> **TASK PROMPT**
Extract every line of the listing below that contains the string "Settings". Case counts, so copy only lines where the capitalization matches.

> **DATA SHOWN**
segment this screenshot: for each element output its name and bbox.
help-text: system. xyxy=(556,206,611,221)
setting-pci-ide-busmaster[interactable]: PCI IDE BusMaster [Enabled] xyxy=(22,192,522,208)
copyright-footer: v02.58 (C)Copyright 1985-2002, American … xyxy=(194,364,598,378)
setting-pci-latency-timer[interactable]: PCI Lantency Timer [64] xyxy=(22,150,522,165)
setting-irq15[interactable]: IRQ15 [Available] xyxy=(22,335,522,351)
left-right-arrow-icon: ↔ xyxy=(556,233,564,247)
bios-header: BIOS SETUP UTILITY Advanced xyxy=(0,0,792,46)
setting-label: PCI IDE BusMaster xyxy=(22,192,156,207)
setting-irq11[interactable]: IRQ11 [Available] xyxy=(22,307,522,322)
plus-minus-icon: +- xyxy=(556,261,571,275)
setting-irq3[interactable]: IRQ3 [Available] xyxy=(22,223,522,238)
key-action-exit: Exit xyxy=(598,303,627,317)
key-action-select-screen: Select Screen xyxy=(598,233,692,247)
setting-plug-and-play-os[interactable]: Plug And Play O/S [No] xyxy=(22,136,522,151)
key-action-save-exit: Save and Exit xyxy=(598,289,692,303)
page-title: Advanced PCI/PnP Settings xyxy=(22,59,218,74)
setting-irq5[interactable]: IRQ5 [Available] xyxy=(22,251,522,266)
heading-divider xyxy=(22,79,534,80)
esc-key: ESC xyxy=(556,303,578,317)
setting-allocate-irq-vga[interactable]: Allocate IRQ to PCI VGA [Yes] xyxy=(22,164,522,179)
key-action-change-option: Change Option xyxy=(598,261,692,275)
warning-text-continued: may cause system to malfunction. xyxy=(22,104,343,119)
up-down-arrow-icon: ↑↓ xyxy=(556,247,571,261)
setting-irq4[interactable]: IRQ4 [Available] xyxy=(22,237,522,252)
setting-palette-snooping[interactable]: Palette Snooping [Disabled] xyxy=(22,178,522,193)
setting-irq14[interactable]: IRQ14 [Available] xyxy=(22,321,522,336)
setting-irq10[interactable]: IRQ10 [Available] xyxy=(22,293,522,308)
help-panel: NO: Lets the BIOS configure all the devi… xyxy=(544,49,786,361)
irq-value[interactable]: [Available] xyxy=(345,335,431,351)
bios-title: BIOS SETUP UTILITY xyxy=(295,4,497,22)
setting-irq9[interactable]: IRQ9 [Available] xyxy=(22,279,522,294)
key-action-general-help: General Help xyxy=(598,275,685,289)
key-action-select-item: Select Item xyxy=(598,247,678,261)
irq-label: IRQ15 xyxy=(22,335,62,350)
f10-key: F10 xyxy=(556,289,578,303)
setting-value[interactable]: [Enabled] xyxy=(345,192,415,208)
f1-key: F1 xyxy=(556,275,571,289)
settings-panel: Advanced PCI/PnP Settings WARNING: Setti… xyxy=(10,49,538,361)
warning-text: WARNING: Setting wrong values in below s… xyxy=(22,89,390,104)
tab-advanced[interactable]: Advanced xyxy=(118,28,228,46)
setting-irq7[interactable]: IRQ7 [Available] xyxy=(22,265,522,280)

> **TASK SOLUTION**
page-title: Advanced PCI/PnP Settings xyxy=(22,59,218,74)
settings-panel: Advanced PCI/PnP Settings WARNING: Setti… xyxy=(10,49,538,361)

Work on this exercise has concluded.